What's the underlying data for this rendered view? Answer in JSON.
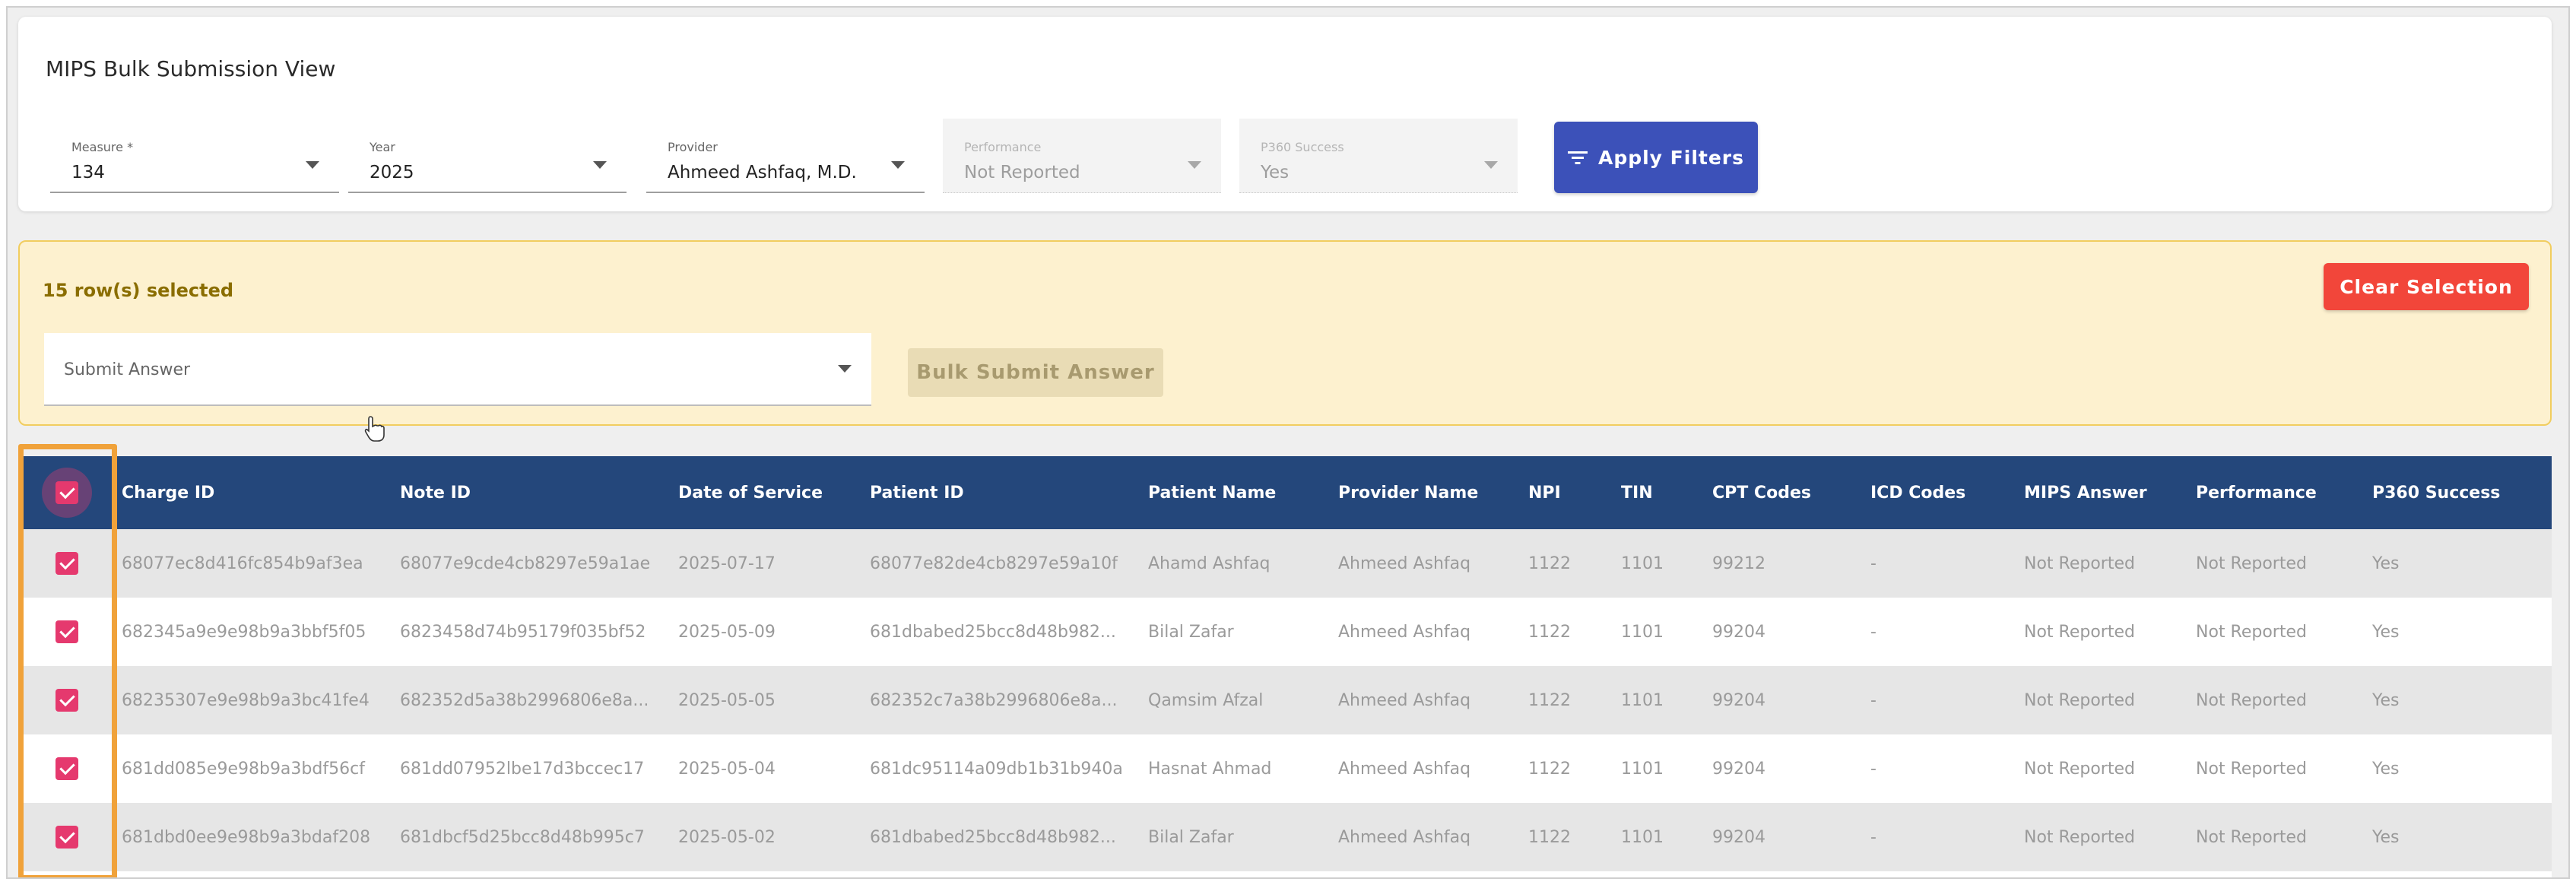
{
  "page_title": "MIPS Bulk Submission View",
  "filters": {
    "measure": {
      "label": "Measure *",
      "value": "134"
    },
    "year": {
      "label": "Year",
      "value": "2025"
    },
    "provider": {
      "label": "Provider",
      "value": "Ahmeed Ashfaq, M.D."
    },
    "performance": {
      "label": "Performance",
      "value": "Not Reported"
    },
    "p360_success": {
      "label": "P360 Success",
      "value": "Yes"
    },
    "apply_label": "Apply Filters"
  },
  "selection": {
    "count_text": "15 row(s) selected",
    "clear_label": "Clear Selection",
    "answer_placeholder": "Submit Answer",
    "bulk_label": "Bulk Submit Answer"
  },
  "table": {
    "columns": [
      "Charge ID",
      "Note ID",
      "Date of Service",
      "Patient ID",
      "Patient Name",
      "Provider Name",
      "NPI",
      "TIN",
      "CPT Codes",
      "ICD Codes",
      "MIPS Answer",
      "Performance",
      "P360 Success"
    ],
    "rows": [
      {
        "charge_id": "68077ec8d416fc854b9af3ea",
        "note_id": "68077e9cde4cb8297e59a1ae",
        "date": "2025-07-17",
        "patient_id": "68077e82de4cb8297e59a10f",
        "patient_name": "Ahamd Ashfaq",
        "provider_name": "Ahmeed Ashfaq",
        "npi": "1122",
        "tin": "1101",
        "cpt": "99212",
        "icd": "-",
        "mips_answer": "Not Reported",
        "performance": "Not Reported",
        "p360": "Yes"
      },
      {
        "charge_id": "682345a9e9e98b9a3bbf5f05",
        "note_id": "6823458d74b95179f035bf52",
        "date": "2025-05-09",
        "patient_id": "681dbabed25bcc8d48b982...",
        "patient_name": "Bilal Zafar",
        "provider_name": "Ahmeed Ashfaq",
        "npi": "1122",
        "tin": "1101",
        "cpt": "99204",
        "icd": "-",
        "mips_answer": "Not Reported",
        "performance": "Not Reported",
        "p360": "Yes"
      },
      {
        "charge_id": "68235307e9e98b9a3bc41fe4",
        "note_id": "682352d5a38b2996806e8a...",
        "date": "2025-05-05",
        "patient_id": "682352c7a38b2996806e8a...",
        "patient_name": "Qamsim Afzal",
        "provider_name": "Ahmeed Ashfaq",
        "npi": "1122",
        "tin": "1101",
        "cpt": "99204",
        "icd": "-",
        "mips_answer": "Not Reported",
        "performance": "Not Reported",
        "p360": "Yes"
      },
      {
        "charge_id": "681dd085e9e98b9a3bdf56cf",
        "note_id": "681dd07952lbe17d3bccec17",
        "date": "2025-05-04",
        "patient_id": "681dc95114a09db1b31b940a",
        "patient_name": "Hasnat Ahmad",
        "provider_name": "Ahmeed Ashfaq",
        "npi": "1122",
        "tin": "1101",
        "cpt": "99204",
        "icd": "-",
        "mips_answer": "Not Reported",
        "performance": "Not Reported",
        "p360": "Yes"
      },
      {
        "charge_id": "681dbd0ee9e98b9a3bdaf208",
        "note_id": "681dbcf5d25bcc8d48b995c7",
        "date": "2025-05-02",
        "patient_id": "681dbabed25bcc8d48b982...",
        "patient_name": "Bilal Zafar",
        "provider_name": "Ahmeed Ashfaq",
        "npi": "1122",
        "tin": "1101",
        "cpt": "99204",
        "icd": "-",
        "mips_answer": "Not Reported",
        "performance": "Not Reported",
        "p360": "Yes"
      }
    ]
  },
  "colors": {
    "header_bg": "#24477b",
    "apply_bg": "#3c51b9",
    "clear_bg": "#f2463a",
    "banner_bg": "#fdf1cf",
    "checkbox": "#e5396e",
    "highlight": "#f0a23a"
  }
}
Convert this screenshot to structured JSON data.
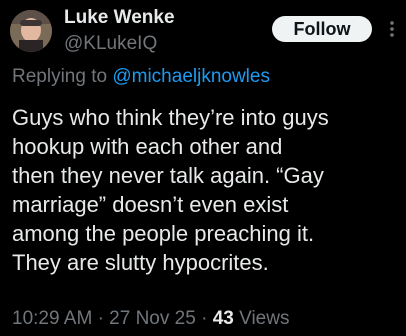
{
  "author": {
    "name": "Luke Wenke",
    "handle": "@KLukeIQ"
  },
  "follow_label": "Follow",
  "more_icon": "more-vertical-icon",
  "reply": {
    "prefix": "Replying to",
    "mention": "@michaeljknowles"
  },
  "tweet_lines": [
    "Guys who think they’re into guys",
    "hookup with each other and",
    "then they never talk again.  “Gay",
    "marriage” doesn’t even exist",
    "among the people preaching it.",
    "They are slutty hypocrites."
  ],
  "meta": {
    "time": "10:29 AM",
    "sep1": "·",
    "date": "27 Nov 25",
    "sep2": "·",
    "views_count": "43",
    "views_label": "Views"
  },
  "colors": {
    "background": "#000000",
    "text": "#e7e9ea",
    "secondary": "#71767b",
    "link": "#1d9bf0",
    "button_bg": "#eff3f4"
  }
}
* * * * * * * * *
PROBLEM TO WORK ON |
Copy out the whole listing exactly, and don't carry over any pictures.

THE RESULT |
What's the underlying data for this rendered view? Answer in JSON.
{
  "page_title": "MIPS Bulk Submission View",
  "filters": {
    "measure": {
      "label": "Measure *",
      "value": "134"
    },
    "year": {
      "label": "Year",
      "value": "2025"
    },
    "provider": {
      "label": "Provider",
      "value": "Ahmeed Ashfaq, M.D."
    },
    "performance": {
      "label": "Performance",
      "value": "Not Reported"
    },
    "p360_success": {
      "label": "P360 Success",
      "value": "Yes"
    },
    "apply_label": "Apply Filters"
  },
  "selection": {
    "count_text": "15 row(s) selected",
    "clear_label": "Clear Selection",
    "answer_placeholder": "Submit Answer",
    "bulk_label": "Bulk Submit Answer"
  },
  "table": {
    "columns": [
      "Charge ID",
      "Note ID",
      "Date of Service",
      "Patient ID",
      "Patient Name",
      "Provider Name",
      "NPI",
      "TIN",
      "CPT Codes",
      "ICD Codes",
      "MIPS Answer",
      "Performance",
      "P360 Success"
    ],
    "rows": [
      {
        "charge_id": "68077ec8d416fc854b9af3ea",
        "note_id": "68077e9cde4cb8297e59a1ae",
        "date": "2025-07-17",
        "patient_id": "68077e82de4cb8297e59a10f",
        "patient_name": "Ahamd Ashfaq",
        "provider_name": "Ahmeed Ashfaq",
        "npi": "1122",
        "tin": "1101",
        "cpt": "99212",
        "icd": "-",
        "mips_answer": "Not Reported",
        "performance": "Not Reported",
        "p360": "Yes"
      },
      {
        "charge_id": "682345a9e9e98b9a3bbf5f05",
        "note_id": "6823458d74b95179f035bf52",
        "date": "2025-05-09",
        "patient_id": "681dbabed25bcc8d48b982...",
        "patient_name": "Bilal Zafar",
        "provider_name": "Ahmeed Ashfaq",
        "npi": "1122",
        "tin": "1101",
        "cpt": "99204",
        "icd": "-",
        "mips_answer": "Not Reported",
        "performance": "Not Reported",
        "p360": "Yes"
      },
      {
        "charge_id": "68235307e9e98b9a3bc41fe4",
        "note_id": "682352d5a38b2996806e8a...",
        "date": "2025-05-05",
        "patient_id": "682352c7a38b2996806e8a...",
        "patient_name": "Qamsim Afzal",
        "provider_name": "Ahmeed Ashfaq",
        "npi": "1122",
        "tin": "1101",
        "cpt": "99204",
        "icd": "-",
        "mips_answer": "Not Reported",
        "performance": "Not Reported",
        "p360": "Yes"
      },
      {
        "charge_id": "681dd085e9e98b9a3bdf56cf",
        "note_id": "681dd07952lbe17d3bccec17",
        "date": "2025-05-04",
        "patient_id": "681dc95114a09db1b31b940a",
        "patient_name": "Hasnat Ahmad",
        "provider_name": "Ahmeed Ashfaq",
        "npi": "1122",
        "tin": "1101",
        "cpt": "99204",
        "icd": "-",
        "mips_answer": "Not Reported",
        "performance": "Not Reported",
        "p360": "Yes"
      },
      {
        "charge_id": "681dbd0ee9e98b9a3bdaf208",
        "note_id": "681dbcf5d25bcc8d48b995c7",
        "date": "2025-05-02",
        "patient_id": "681dbabed25bcc8d48b982...",
        "patient_name": "Bilal Zafar",
        "provider_name": "Ahmeed Ashfaq",
        "npi": "1122",
        "tin": "1101",
        "cpt": "99204",
        "icd": "-",
        "mips_answer": "Not Reported",
        "performance": "Not Reported",
        "p360": "Yes"
      }
    ]
  },
  "colors": {
    "header_bg": "#24477b",
    "apply_bg": "#3c51b9",
    "clear_bg": "#f2463a",
    "banner_bg": "#fdf1cf",
    "checkbox": "#e5396e",
    "highlight": "#f0a23a"
  }
}
Convert this screenshot to structured JSON data.
{
  "author": {
    "name": "Luke Wenke",
    "handle": "@KLukeIQ"
  },
  "follow_label": "Follow",
  "more_icon": "more-vertical-icon",
  "reply": {
    "prefix": "Replying to",
    "mention": "@michaeljknowles"
  },
  "tweet_lines": [
    "Guys who think they’re into guys",
    "hookup with each other and",
    "then they never talk again.  “Gay",
    "marriage” doesn’t even exist",
    "among the people preaching it.",
    "They are slutty hypocrites."
  ],
  "meta": {
    "time": "10:29 AM",
    "sep1": "·",
    "date": "27 Nov 25",
    "sep2": "·",
    "views_count": "43",
    "views_label": "Views"
  },
  "colors": {
    "background": "#000000",
    "text": "#e7e9ea",
    "secondary": "#71767b",
    "link": "#1d9bf0",
    "button_bg": "#eff3f4"
  }
}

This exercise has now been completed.